§ PASSAGE SHOWN:
RightNow runs its own customer relationship management (CRM) software on its own computers at three company data centers. Customers pay to use the resource, making RightNow a prime example of the software-as-a-service business that Sun executives describe as "ground zero" for their Sun Grid project.

In a meeting here with reporters on Friday, Gianforte said reliability and cost issues mean the company isn't interested in managed hosting services, including the $1-per-processor-per-hour Sun Grid.

He tried turning over his servers to a managed hosting company seven years ago, he said, and the move was a "miserable failure" that has since been reversed. Managed hosting companies want control over computers, but RightNow needs to be the boss in order to keep its equipment running around the clock. "We need control to get that kind of reliability," Gianforte said. Nothing has changed in the last seven years to change his mind, he added.

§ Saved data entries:
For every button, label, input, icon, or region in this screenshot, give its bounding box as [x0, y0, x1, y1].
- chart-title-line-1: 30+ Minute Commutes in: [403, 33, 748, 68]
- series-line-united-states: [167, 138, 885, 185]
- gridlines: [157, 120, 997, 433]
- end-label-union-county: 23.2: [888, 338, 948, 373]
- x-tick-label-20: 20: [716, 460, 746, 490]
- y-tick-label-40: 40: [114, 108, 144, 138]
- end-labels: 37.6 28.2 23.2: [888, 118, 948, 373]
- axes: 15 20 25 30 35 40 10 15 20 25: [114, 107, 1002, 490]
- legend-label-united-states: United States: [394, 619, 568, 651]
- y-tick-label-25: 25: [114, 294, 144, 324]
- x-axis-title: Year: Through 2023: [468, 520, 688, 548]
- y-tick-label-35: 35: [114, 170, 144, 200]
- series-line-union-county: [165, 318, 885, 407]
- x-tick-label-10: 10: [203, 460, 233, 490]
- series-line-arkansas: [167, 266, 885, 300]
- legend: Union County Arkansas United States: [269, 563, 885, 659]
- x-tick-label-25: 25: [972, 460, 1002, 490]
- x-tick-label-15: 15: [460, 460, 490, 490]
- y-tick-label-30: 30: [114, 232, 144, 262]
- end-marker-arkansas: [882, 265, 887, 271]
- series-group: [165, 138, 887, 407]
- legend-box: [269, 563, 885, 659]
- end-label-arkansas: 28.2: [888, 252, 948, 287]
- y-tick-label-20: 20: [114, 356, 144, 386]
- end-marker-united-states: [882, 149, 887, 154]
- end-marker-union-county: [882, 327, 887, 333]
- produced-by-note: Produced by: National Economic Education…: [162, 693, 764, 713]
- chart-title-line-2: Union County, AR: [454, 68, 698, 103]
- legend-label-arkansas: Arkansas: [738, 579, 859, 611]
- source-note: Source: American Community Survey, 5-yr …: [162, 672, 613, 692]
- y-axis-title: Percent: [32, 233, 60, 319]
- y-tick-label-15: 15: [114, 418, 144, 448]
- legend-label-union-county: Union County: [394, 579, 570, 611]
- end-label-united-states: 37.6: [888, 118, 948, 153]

§ THE PROBLEM:
Reproduce, word for word, the part of the passage on RightNow and managed hosting that opens with the words containing "In a meeting" and closes with "the $1-per-processor-per-hour Sun Grid.".

§ RESPONSE:
In a meeting here with reporters on Friday, Gianforte said reliability and cost issues mean the company isn't interested in managed hosting services, including the $1-per-processor-per-hour Sun Grid.